What is being asked:
Can you print, word for word, everything from the first line of the records down to the line containing "row-amount: 680,8: [565, 512, 597, 527]", with that line included?

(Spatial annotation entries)
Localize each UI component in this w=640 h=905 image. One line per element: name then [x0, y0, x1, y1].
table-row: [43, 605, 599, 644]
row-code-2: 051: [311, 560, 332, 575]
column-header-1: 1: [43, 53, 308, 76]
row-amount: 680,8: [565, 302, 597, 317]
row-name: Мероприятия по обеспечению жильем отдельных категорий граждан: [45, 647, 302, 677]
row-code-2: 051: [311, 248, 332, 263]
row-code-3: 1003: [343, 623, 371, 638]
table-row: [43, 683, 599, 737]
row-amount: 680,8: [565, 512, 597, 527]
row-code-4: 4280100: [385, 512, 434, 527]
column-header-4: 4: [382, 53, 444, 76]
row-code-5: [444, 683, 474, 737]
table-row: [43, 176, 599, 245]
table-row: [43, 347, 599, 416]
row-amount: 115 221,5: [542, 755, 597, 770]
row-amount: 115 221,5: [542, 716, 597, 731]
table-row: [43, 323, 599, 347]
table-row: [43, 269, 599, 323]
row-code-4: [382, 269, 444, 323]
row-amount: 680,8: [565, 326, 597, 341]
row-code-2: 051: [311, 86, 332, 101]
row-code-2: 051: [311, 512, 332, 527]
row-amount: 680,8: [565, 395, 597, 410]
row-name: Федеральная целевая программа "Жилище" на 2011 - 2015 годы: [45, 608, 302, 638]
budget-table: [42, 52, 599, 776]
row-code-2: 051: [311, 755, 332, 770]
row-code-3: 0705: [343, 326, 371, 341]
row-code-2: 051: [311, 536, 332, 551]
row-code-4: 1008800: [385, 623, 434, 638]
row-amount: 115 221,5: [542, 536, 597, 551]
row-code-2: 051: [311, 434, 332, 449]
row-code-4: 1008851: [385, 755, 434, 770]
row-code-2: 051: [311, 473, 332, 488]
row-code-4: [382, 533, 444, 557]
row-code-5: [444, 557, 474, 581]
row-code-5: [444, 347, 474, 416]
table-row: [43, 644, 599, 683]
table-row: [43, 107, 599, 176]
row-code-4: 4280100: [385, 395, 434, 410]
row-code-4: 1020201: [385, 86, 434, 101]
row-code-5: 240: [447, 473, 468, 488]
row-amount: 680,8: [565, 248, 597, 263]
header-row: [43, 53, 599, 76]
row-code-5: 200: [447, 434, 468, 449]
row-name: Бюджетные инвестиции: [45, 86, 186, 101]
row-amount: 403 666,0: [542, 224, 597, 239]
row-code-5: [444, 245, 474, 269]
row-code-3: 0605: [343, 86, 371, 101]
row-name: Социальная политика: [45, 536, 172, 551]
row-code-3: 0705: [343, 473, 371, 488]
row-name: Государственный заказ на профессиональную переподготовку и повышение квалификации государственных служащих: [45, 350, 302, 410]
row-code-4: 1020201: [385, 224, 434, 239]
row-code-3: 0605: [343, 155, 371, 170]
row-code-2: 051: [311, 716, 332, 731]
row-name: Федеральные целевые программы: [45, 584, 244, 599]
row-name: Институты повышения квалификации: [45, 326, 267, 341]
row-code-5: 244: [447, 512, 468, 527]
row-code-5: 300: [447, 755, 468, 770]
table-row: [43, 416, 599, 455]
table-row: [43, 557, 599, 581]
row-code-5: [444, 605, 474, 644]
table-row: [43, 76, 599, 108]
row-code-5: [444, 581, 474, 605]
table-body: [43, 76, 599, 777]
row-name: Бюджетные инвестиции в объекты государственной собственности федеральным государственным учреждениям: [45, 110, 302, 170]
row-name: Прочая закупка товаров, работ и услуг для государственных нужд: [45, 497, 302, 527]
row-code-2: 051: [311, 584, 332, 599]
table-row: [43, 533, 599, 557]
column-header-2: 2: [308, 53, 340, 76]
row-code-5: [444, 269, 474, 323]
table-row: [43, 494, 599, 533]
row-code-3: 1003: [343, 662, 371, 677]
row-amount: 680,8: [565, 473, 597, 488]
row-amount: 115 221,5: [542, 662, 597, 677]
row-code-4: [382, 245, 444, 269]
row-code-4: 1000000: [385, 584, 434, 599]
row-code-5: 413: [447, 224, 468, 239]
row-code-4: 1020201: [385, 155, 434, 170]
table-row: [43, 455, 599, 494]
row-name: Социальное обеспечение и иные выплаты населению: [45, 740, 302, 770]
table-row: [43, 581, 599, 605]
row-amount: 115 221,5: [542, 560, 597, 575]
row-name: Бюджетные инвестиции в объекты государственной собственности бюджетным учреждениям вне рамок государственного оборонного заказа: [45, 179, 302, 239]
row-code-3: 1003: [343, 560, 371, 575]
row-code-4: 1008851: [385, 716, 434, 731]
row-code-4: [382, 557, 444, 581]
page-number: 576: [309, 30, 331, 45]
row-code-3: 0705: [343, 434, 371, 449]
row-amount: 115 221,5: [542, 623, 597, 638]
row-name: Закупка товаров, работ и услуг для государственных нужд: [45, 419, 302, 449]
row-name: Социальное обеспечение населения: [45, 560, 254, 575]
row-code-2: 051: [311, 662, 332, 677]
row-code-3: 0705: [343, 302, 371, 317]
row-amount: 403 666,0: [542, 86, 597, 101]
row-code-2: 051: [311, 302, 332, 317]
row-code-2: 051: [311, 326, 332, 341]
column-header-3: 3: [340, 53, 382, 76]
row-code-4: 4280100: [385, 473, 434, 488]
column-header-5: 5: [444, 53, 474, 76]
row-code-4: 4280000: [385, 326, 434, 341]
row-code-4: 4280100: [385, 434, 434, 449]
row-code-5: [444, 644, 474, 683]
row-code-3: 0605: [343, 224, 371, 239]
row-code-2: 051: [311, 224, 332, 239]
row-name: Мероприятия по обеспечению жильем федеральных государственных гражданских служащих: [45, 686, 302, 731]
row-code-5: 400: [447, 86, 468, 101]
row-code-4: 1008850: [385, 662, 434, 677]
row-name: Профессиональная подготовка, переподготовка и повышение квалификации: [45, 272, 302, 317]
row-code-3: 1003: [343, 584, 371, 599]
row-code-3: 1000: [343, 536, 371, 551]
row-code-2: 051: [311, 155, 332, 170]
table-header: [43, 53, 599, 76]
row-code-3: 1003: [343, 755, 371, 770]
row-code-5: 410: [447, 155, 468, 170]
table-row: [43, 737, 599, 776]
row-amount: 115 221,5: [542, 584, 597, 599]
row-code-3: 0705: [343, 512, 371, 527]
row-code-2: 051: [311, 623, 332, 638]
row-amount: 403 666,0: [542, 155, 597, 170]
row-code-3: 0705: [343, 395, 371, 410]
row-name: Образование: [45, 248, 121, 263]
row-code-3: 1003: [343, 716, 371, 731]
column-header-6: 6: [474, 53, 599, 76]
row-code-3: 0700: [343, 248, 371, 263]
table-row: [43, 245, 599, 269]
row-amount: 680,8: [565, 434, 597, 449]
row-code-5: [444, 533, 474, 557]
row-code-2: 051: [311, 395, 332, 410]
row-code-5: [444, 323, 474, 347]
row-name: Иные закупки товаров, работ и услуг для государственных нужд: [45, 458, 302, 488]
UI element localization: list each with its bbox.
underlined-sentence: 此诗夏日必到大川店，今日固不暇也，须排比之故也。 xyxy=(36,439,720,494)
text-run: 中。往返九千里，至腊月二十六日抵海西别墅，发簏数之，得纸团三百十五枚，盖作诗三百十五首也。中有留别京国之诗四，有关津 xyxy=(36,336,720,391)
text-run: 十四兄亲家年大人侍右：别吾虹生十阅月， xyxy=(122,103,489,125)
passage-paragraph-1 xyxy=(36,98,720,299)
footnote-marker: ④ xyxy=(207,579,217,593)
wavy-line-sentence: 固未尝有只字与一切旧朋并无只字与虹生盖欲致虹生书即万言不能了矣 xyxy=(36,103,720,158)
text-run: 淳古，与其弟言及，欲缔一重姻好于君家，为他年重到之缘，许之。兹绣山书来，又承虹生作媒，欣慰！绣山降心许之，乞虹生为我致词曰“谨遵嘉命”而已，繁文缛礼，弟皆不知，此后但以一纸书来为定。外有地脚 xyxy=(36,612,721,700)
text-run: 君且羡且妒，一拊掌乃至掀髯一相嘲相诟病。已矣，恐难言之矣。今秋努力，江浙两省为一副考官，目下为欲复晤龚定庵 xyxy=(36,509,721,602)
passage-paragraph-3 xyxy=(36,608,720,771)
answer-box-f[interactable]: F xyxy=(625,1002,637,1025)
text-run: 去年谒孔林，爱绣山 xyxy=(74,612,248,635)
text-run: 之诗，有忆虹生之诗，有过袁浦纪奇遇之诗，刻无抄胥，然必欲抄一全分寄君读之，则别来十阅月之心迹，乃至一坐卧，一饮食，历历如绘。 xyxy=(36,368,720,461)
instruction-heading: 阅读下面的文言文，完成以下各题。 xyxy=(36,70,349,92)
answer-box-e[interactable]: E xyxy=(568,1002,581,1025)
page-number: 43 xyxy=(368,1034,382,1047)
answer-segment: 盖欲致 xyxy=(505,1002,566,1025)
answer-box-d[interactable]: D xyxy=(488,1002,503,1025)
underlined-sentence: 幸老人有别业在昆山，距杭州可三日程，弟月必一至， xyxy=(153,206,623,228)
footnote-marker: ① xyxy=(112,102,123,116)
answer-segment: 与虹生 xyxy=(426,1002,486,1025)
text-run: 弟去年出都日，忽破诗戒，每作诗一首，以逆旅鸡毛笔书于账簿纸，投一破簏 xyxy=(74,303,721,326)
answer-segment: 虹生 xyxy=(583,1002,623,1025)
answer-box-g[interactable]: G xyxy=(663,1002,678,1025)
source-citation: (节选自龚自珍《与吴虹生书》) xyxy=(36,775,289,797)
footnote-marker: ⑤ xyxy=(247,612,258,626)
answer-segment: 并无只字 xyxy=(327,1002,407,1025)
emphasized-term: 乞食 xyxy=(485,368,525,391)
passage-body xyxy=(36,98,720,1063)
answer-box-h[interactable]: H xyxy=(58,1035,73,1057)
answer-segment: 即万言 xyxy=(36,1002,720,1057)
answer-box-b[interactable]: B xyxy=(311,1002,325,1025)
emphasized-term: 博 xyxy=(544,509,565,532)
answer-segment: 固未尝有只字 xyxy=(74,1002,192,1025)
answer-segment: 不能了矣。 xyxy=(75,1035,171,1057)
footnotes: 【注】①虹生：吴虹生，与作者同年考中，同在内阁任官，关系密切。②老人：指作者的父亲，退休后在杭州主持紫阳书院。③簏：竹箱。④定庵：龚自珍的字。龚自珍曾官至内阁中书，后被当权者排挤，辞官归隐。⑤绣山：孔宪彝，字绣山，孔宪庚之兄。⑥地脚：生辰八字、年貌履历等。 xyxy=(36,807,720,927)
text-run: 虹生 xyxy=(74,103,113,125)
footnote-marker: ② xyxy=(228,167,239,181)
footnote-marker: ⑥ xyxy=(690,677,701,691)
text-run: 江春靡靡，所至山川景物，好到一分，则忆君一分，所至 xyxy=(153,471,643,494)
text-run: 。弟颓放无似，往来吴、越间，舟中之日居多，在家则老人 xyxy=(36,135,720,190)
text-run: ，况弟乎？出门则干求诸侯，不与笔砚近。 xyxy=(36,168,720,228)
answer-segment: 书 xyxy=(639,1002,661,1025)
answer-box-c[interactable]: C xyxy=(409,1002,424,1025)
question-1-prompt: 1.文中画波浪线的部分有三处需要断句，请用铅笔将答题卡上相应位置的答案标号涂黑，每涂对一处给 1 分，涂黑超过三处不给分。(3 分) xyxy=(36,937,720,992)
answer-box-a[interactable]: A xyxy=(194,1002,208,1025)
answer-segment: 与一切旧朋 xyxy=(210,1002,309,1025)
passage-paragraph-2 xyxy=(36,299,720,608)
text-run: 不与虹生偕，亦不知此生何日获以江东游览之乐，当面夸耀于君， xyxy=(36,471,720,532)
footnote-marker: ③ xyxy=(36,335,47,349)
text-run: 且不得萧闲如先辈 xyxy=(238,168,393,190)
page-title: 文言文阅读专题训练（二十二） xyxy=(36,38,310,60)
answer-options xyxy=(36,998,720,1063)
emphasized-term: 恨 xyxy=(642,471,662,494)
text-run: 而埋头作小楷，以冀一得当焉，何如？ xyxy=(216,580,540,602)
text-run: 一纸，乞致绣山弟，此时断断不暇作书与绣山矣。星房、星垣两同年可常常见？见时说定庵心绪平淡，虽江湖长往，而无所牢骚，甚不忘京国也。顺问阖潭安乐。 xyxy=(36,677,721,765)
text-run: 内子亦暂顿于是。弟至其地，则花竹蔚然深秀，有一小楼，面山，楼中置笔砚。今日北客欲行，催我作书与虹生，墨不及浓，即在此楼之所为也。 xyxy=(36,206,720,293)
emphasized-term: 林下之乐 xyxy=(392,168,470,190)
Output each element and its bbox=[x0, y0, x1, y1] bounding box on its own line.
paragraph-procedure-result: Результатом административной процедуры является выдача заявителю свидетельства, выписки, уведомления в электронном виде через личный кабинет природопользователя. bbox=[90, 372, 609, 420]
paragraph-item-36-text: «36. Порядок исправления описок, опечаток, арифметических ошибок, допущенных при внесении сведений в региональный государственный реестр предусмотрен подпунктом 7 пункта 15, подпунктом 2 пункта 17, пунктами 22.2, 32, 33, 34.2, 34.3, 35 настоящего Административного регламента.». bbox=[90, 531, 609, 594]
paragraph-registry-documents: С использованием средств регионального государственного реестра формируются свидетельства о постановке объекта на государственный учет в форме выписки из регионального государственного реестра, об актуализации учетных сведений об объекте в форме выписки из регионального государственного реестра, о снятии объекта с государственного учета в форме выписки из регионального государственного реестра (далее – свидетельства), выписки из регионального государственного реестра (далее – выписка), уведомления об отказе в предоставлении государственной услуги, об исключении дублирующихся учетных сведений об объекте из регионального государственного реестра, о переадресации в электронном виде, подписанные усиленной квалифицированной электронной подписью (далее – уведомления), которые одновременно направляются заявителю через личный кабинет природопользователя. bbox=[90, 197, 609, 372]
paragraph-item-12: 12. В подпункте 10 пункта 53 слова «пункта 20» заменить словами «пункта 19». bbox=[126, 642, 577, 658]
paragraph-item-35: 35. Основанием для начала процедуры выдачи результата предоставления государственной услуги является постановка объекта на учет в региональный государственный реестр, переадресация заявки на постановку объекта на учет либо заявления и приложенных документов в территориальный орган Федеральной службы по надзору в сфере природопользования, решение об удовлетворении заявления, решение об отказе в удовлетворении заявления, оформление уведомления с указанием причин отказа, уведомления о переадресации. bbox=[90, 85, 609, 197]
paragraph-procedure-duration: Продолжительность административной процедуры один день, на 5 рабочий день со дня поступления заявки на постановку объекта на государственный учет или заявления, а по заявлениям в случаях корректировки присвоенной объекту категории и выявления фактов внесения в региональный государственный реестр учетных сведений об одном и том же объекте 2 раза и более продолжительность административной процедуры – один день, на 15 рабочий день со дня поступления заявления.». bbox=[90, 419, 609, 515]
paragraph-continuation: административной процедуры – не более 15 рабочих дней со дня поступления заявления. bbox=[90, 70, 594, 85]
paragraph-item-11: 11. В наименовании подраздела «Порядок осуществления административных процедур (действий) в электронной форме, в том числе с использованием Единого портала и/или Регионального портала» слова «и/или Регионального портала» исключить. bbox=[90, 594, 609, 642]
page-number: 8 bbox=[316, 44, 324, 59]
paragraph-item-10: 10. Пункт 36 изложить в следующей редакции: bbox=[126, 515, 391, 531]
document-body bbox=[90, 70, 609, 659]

Output:
Localize each UI component in this w=640 h=905 image. One line per element: name then [x0, y0, x1, y1].
table-row: [43, 605, 599, 644]
row-code-2: 051: [311, 560, 332, 575]
column-header-1: 1: [43, 53, 308, 76]
row-amount: 680,8: [565, 302, 597, 317]
row-name: Мероприятия по обеспечению жильем отдельных категорий граждан: [45, 647, 302, 677]
row-code-2: 051: [311, 248, 332, 263]
row-code-3: 1003: [343, 623, 371, 638]
table-row: [43, 683, 599, 737]
row-amount: 680,8: [565, 512, 597, 527]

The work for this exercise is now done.